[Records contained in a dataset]
--

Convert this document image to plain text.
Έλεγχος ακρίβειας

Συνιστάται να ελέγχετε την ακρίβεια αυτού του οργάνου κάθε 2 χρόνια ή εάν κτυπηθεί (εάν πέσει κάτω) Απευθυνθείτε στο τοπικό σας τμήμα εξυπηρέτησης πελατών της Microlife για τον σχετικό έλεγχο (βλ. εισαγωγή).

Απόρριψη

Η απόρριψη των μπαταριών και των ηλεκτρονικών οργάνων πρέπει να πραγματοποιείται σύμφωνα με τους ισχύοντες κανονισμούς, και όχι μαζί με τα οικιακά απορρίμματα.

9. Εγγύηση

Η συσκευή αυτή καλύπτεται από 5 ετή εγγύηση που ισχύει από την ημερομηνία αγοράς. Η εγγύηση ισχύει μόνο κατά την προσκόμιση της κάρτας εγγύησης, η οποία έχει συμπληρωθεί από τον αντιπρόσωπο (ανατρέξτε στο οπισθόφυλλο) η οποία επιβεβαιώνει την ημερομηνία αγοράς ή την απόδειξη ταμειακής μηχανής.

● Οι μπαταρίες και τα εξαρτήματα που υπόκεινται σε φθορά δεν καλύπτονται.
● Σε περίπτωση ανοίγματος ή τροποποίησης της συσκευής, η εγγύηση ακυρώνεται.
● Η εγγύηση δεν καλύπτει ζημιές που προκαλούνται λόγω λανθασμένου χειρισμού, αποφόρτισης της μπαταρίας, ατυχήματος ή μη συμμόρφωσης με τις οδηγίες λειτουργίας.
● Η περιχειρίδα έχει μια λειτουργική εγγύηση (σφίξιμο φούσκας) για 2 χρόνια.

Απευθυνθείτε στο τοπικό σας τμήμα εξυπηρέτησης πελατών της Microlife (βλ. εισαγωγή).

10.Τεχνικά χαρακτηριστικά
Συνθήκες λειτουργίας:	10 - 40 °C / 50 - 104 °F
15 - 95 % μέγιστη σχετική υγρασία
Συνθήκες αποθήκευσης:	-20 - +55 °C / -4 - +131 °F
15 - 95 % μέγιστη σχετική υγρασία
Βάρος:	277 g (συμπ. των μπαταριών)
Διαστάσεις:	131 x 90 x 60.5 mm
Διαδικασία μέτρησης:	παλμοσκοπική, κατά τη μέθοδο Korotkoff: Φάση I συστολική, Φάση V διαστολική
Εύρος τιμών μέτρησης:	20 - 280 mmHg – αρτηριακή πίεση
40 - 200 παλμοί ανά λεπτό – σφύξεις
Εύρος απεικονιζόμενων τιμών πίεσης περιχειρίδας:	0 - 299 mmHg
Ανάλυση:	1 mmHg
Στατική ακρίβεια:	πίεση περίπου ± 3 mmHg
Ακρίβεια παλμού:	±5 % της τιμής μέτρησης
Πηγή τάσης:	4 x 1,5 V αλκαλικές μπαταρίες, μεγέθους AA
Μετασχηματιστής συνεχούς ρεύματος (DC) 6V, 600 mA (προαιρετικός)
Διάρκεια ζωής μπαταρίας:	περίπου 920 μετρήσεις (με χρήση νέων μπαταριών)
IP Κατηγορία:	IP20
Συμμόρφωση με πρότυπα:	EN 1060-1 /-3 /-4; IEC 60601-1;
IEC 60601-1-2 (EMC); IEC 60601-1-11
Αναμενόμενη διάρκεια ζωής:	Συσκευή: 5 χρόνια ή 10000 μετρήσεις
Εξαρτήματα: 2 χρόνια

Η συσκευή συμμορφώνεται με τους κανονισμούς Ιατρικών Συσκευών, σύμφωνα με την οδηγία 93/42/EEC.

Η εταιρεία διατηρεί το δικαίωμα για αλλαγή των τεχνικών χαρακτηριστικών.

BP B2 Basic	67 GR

--

Quote the data above in full, changing nothing.

** Worked answer **
Convert this document image to plain text.
Έλεγχος ακρίβειας

Συνιστάται να ελέγχετε την ακρίβεια αυτού του οργάνου κάθε 2 χρόνια ή εάν κτυπηθεί (εάν πέσει κάτω) Απευθυνθείτε στο τοπικό σας τμήμα εξυπηρέτησης πελατών της Microlife για τον σχετικό έλεγχο (βλ. εισαγωγή).

Απόρριψη

Η απόρριψη των μπαταριών και των ηλεκτρονικών οργάνων πρέπει να πραγματοποιείται σύμφωνα με τους ισχύοντες κανονισμούς, και όχι μαζί με τα οικιακά απορρίμματα.

9. Εγγύηση

Η συσκευή αυτή καλύπτεται από 5 ετή εγγύηση που ισχύει από την ημερομηνία αγοράς. Η εγγύηση ισχύει μόνο κατά την προσκόμιση της κάρτας εγγύησης, η οποία έχει συμπληρωθεί από τον αντιπρόσωπο (ανατρέξτε στο οπισθόφυλλο) η οποία επιβεβαιώνει την ημερομηνία αγοράς ή την απόδειξη ταμειακής μηχανής.

● Οι μπαταρίες και τα εξαρτήματα που υπόκεινται σε φθορά δεν καλύπτονται.
● Σε περίπτωση ανοίγματος ή τροποποίησης της συσκευής, η εγγύηση ακυρώνεται.
● Η εγγύηση δεν καλύπτει ζημιές που προκαλούνται λόγω λανθασμένου χειρισμού, αποφόρτισης της μπαταρίας, ατυχήματος ή μη συμμόρφωσης με τις οδηγίες λειτουργίας.
● Η περιχειρίδα έχει μια λειτουργική εγγύηση (σφίξιμο φούσκας) για 2 χρόνια.

Απευθυνθείτε στο τοπικό σας τμήμα εξυπηρέτησης πελατών της Microlife (βλ. εισαγωγή).

10.Τεχνικά χαρακτηριστικά
Συνθήκες λειτουργίας:	10 - 40 °C / 50 - 104 °F
15 - 95 % μέγιστη σχετική υγρασία
Συνθήκες αποθήκευσης:	-20 - +55 °C / -4 - +131 °F
15 - 95 % μέγιστη σχετική υγρασία
Βάρος:	277 g (συμπ. των μπαταριών)
Διαστάσεις:	131 x 90 x 60.5 mm
Διαδικασία μέτρησης:	παλμοσκοπική, κατά τη μέθοδο Korotkoff: Φάση I συστολική, Φάση V διαστολική
Εύρος τιμών μέτρησης:	20 - 280 mmHg – αρτηριακή πίεση
40 - 200 παλμοί ανά λεπτό – σφύξεις
Εύρος απεικονιζόμενων τιμών πίεσης περιχειρίδας:	0 - 299 mmHg
Ανάλυση:	1 mmHg
Στατική ακρίβεια:	πίεση περίπου ± 3 mmHg
Ακρίβεια παλμού:	±5 % της τιμής μέτρησης
Πηγή τάσης:	4 x 1,5 V αλκαλικές μπαταρίες, μεγέθους AA
Μετασχηματιστής συνεχούς ρεύματος (DC) 6V, 600 mA (προαιρετικός)
Διάρκεια ζωής μπαταρίας:	περίπου 920 μετρήσεις (με χρήση νέων μπαταριών)
IP Κατηγορία:	IP20
Συμμόρφωση με πρότυπα:	EN 1060-1 /-3 /-4; IEC 60601-1;
IEC 60601-1-2 (EMC); IEC 60601-1-11
Αναμενόμενη διάρκεια ζωής:	Συσκευή: 5 χρόνια ή 10000 μετρήσεις
Εξαρτήματα: 2 χρόνια

Η συσκευή συμμορφώνεται με τους κανονισμούς Ιατρικών Συσκευών, σύμφωνα με την οδηγία 93/42/EEC.

Η εταιρεία διατηρεί το δικαίωμα για αλλαγή των τεχνικών χαρακτηριστικών.

BP B2 Basic	67 GR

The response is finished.